__What is needed__: Your copy should contain exactly the lines from the one that holds "Give me the" through the end of the material, reproduced as written, with no pictures.

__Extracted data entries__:
───

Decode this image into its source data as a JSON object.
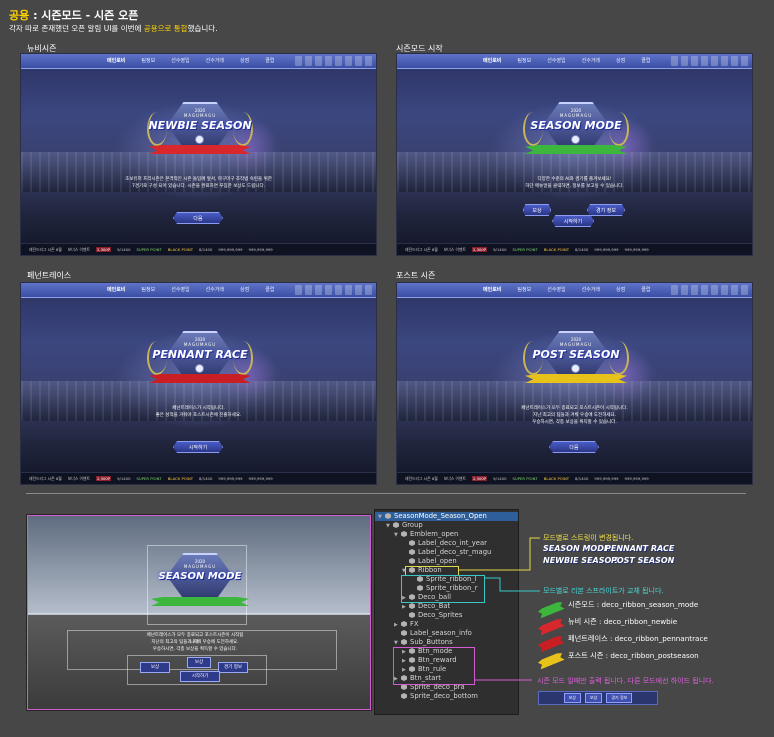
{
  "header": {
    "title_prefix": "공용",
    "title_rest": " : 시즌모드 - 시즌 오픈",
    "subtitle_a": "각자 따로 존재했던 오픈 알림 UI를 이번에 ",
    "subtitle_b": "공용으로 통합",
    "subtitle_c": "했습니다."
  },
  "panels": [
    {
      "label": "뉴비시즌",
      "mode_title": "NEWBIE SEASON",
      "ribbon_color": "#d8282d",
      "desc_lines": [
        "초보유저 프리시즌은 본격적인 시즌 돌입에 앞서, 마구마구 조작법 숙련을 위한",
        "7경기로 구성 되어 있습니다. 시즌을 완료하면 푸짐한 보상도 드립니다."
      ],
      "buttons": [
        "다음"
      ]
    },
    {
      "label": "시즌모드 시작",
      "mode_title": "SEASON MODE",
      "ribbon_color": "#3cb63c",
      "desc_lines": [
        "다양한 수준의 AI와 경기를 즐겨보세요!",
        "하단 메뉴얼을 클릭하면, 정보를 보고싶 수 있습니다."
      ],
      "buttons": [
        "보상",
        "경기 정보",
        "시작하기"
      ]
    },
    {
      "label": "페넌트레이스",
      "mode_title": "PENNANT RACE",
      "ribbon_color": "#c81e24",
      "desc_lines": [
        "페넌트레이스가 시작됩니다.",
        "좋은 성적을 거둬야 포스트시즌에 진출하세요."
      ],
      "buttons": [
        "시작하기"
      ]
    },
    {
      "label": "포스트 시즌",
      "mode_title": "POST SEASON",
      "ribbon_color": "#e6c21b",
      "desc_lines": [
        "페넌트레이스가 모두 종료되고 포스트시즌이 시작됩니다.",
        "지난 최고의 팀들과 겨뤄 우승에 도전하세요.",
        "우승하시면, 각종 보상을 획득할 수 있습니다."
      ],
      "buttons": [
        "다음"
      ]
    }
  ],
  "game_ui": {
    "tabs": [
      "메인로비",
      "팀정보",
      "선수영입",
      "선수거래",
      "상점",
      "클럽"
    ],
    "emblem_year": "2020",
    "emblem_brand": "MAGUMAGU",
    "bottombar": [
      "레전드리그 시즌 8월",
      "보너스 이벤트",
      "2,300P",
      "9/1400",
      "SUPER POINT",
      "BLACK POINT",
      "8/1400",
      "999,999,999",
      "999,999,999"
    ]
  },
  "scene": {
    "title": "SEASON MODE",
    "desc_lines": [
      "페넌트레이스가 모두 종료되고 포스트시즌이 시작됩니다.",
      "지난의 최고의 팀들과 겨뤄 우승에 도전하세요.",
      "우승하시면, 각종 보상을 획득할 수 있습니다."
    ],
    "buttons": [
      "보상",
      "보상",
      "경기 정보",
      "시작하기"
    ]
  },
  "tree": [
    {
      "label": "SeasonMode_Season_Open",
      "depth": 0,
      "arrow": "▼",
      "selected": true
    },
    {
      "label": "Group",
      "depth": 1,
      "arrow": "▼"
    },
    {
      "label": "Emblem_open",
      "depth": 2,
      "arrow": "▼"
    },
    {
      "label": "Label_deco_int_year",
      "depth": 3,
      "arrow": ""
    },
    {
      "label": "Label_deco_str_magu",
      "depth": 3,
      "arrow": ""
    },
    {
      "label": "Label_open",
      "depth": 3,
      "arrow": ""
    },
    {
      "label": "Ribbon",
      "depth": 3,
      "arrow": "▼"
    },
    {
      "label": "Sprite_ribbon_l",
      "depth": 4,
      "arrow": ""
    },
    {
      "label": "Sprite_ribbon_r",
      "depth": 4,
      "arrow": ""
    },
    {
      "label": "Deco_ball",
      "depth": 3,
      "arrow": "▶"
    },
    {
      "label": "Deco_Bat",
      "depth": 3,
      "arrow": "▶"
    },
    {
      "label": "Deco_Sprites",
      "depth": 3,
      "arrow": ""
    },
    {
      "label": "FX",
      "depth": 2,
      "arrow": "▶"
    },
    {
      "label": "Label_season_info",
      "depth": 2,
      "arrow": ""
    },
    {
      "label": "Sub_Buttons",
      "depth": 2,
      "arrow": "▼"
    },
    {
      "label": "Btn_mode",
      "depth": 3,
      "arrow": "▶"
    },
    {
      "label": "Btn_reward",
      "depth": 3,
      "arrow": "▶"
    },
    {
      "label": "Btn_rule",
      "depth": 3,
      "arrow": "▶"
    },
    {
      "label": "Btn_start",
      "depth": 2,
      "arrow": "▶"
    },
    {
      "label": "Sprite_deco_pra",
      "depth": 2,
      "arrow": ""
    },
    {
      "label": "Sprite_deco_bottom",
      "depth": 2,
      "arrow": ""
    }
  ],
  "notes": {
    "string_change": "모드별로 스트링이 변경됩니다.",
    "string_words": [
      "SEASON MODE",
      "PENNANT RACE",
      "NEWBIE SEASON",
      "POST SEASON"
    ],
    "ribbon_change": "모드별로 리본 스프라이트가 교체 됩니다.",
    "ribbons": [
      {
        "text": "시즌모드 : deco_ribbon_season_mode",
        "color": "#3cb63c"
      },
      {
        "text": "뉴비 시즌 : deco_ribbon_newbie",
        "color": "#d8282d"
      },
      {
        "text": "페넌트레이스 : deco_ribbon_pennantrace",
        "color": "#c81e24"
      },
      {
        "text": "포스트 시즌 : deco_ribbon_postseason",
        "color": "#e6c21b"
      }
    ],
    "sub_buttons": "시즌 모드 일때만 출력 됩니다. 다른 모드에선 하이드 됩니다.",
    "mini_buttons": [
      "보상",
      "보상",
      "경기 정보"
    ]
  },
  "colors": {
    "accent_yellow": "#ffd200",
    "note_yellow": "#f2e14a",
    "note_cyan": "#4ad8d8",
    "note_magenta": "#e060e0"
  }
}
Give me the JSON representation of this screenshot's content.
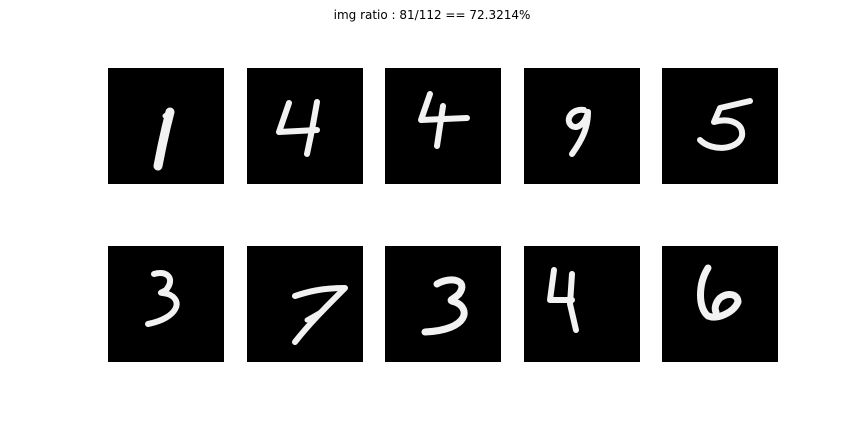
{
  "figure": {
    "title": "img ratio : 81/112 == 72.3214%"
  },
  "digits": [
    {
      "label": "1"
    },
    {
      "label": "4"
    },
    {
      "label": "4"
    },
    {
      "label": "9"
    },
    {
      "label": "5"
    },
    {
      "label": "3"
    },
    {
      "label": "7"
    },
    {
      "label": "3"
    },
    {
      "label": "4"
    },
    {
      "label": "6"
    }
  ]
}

───

__Solution__:
Give me the JSON representation of this screenshot's content.
{
  "figure": {
    "title": "img ratio : 81/112 == 72.3214%"
  },
  "digits": [
    {
      "label": "1"
    },
    {
      "label": "4"
    },
    {
      "label": "4"
    },
    {
      "label": "9"
    },
    {
      "label": "5"
    },
    {
      "label": "3"
    },
    {
      "label": "7"
    },
    {
      "label": "3"
    },
    {
      "label": "4"
    },
    {
      "label": "6"
    }
  ]
}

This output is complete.